### Required work
Every record below is to be retyped exactly.

(Chart and figure data)
────
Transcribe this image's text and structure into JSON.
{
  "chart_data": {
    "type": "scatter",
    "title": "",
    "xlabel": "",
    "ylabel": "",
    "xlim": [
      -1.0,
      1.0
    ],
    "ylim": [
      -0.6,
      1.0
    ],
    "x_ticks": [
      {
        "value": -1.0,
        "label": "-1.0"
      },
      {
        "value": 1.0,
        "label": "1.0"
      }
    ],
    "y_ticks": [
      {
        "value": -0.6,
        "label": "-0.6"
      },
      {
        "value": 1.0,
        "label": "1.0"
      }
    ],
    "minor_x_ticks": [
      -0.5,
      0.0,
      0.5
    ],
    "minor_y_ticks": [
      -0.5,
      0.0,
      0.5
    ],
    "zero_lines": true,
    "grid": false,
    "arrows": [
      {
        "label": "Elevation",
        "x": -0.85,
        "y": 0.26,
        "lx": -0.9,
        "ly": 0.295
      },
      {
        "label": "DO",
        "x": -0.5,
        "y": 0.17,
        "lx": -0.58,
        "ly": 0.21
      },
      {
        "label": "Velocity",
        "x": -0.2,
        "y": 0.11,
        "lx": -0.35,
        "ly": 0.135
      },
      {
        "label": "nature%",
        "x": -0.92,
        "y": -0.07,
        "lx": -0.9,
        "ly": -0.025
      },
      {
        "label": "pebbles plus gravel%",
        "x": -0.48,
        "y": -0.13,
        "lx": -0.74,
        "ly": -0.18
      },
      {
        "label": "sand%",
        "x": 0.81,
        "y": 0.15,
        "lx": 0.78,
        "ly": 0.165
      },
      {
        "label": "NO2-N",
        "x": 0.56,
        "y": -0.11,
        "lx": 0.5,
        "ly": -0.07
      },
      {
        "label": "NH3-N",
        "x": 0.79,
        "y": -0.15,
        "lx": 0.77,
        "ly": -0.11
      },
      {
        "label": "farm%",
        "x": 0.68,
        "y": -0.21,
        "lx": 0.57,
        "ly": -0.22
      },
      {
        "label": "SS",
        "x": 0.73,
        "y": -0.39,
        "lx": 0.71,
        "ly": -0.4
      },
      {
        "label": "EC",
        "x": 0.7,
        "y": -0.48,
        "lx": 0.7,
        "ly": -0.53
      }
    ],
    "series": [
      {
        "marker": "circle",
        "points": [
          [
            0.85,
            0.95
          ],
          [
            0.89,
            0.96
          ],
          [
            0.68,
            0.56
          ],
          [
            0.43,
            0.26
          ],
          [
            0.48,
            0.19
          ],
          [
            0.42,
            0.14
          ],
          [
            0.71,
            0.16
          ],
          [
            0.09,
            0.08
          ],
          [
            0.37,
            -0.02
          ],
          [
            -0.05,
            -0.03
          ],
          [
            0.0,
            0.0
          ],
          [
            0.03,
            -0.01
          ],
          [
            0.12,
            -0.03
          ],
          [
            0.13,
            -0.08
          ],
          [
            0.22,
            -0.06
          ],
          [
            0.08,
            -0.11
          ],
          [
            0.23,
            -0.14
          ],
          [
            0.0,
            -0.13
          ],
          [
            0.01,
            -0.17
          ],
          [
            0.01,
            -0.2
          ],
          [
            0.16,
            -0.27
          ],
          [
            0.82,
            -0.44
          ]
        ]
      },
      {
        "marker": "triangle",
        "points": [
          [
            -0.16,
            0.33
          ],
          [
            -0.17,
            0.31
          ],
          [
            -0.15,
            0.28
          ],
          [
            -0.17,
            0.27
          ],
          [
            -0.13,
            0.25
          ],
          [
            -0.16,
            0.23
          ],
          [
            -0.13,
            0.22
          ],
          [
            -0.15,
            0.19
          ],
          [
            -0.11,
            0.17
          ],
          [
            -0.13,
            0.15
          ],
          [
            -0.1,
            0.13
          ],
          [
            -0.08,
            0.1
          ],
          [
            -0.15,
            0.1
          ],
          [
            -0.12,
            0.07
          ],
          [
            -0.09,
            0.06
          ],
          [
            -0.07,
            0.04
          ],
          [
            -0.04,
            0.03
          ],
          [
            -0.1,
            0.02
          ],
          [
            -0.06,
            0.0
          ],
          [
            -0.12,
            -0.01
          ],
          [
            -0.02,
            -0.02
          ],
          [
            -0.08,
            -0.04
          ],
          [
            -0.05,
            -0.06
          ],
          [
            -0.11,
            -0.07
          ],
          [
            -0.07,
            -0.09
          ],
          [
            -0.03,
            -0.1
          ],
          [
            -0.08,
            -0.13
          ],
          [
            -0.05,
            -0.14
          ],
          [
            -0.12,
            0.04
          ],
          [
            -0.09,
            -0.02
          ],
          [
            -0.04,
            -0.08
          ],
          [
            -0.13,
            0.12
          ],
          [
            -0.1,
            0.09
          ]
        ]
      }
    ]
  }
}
────
### Response to the exercise
Transcribe this image's text and structure into JSON.
{
  "chart_data": {
    "type": "scatter",
    "title": "",
    "xlabel": "",
    "ylabel": "",
    "xlim": [
      -1.0,
      1.0
    ],
    "ylim": [
      -0.6,
      1.0
    ],
    "x_ticks": [
      {
        "value": -1.0,
        "label": "-1.0"
      },
      {
        "value": 1.0,
        "label": "1.0"
      }
    ],
    "y_ticks": [
      {
        "value": -0.6,
        "label": "-0.6"
      },
      {
        "value": 1.0,
        "label": "1.0"
      }
    ],
    "minor_x_ticks": [
      -0.5,
      0.0,
      0.5
    ],
    "minor_y_ticks": [
      -0.5,
      0.0,
      0.5
    ],
    "zero_lines": true,
    "grid": false,
    "arrows": [
      {
        "label": "Elevation",
        "x": -0.85,
        "y": 0.26,
        "lx": -0.9,
        "ly": 0.295
      },
      {
        "label": "DO",
        "x": -0.5,
        "y": 0.17,
        "lx": -0.58,
        "ly": 0.21
      },
      {
        "label": "Velocity",
        "x": -0.2,
        "y": 0.11,
        "lx": -0.35,
        "ly": 0.135
      },
      {
        "label": "nature%",
        "x": -0.92,
        "y": -0.07,
        "lx": -0.9,
        "ly": -0.025
      },
      {
        "label": "pebbles plus gravel%",
        "x": -0.48,
        "y": -0.13,
        "lx": -0.74,
        "ly": -0.18
      },
      {
        "label": "sand%",
        "x": 0.81,
        "y": 0.15,
        "lx": 0.78,
        "ly": 0.165
      },
      {
        "label": "NO2-N",
        "x": 0.56,
        "y": -0.11,
        "lx": 0.5,
        "ly": -0.07
      },
      {
        "label": "NH3-N",
        "x": 0.79,
        "y": -0.15,
        "lx": 0.77,
        "ly": -0.11
      },
      {
        "label": "farm%",
        "x": 0.68,
        "y": -0.21,
        "lx": 0.57,
        "ly": -0.22
      },
      {
        "label": "SS",
        "x": 0.73,
        "y": -0.39,
        "lx": 0.71,
        "ly": -0.4
      },
      {
        "label": "EC",
        "x": 0.7,
        "y": -0.48,
        "lx": 0.7,
        "ly": -0.53
      }
    ],
    "series": [
      {
        "marker": "circle",
        "points": [
          [
            0.85,
            0.95
          ],
          [
            0.89,
            0.96
          ],
          [
            0.68,
            0.56
          ],
          [
            0.43,
            0.26
          ],
          [
            0.48,
            0.19
          ],
          [
            0.42,
            0.14
          ],
          [
            0.71,
            0.16
          ],
          [
            0.09,
            0.08
          ],
          [
            0.37,
            -0.02
          ],
          [
            -0.05,
            -0.03
          ],
          [
            0.0,
            0.0
          ],
          [
            0.03,
            -0.01
          ],
          [
            0.12,
            -0.03
          ],
          [
            0.13,
            -0.08
          ],
          [
            0.22,
            -0.06
          ],
          [
            0.08,
            -0.11
          ],
          [
            0.23,
            -0.14
          ],
          [
            0.0,
            -0.13
          ],
          [
            0.01,
            -0.17
          ],
          [
            0.01,
            -0.2
          ],
          [
            0.16,
            -0.27
          ],
          [
            0.82,
            -0.44
          ]
        ]
      },
      {
        "marker": "triangle",
        "points": [
          [
            -0.16,
            0.33
          ],
          [
            -0.17,
            0.31
          ],
          [
            -0.15,
            0.28
          ],
          [
            -0.17,
            0.27
          ],
          [
            -0.13,
            0.25
          ],
          [
            -0.16,
            0.23
          ],
          [
            -0.13,
            0.22
          ],
          [
            -0.15,
            0.19
          ],
          [
            -0.11,
            0.17
          ],
          [
            -0.13,
            0.15
          ],
          [
            -0.1,
            0.13
          ],
          [
            -0.08,
            0.1
          ],
          [
            -0.15,
            0.1
          ],
          [
            -0.12,
            0.07
          ],
          [
            -0.09,
            0.06
          ],
          [
            -0.07,
            0.04
          ],
          [
            -0.04,
            0.03
          ],
          [
            -0.1,
            0.02
          ],
          [
            -0.06,
            0.0
          ],
          [
            -0.12,
            -0.01
          ],
          [
            -0.02,
            -0.02
          ],
          [
            -0.08,
            -0.04
          ],
          [
            -0.05,
            -0.06
          ],
          [
            -0.11,
            -0.07
          ],
          [
            -0.07,
            -0.09
          ],
          [
            -0.03,
            -0.1
          ],
          [
            -0.08,
            -0.13
          ],
          [
            -0.05,
            -0.14
          ],
          [
            -0.12,
            0.04
          ],
          [
            -0.09,
            -0.02
          ],
          [
            -0.04,
            -0.08
          ],
          [
            -0.13,
            0.12
          ],
          [
            -0.1,
            0.09
          ]
        ]
      }
    ]
  }
}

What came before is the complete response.